Goal of the exercise
Read the lines below. Copy out any that hold the string "this".

Extracted records
● ● ●
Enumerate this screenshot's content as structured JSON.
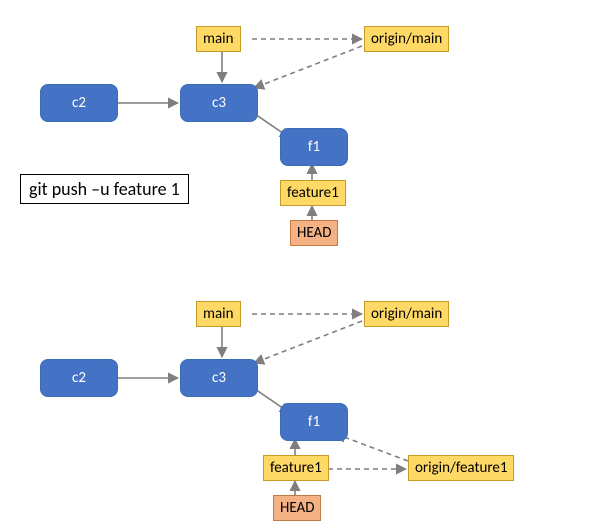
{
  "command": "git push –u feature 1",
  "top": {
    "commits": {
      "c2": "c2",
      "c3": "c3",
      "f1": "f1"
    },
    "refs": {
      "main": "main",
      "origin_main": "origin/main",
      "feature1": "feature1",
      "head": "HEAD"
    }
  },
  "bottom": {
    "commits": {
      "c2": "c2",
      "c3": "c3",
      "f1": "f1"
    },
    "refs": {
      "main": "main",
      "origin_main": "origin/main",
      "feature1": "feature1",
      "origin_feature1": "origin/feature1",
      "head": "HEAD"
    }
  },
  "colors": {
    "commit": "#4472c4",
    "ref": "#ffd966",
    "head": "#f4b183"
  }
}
● ● ●
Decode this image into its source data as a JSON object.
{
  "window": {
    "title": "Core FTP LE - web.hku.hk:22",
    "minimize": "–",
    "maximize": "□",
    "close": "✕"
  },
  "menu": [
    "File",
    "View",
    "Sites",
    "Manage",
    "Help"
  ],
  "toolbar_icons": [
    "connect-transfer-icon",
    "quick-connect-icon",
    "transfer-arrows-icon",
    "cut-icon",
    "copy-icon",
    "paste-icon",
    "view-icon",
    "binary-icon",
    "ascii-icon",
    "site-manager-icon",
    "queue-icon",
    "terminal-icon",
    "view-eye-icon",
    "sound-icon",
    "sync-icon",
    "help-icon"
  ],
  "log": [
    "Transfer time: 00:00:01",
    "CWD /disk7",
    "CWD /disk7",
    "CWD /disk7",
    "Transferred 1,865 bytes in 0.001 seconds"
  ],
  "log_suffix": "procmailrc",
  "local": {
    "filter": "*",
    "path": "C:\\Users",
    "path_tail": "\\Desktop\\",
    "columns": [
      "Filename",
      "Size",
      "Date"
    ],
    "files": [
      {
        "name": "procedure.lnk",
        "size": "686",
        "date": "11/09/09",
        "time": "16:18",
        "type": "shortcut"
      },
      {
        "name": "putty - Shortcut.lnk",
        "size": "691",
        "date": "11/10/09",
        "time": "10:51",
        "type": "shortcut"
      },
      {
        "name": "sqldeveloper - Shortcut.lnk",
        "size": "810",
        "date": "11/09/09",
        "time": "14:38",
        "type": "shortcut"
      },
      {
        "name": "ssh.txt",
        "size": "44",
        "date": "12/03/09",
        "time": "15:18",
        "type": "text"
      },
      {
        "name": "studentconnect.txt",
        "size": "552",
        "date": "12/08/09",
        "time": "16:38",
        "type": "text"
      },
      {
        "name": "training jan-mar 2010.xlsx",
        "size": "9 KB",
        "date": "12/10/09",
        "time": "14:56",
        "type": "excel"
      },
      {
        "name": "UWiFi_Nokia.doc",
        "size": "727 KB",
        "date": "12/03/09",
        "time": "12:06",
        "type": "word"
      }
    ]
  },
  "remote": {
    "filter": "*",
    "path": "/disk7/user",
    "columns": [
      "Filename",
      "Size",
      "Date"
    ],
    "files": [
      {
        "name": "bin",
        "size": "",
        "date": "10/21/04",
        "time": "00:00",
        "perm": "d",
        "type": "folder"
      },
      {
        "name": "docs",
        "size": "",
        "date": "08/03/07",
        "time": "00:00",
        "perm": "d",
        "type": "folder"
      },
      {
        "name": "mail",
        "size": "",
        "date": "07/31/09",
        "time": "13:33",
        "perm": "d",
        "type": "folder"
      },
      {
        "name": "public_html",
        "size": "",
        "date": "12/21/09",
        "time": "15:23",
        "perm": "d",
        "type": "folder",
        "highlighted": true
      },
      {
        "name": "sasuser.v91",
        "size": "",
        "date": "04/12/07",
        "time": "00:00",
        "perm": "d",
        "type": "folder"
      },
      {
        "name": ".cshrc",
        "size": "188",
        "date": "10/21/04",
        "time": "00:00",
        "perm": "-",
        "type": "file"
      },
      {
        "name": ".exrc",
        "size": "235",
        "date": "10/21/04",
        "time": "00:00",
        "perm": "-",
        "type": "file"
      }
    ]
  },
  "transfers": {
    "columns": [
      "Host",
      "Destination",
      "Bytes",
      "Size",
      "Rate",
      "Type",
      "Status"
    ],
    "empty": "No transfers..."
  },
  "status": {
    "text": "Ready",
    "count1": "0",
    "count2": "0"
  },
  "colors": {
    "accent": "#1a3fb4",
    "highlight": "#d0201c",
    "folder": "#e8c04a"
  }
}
● ● ●
Expected output
Enumerate this screenshot's content as structured JSON.
Decode this image into its source data as a JSON object.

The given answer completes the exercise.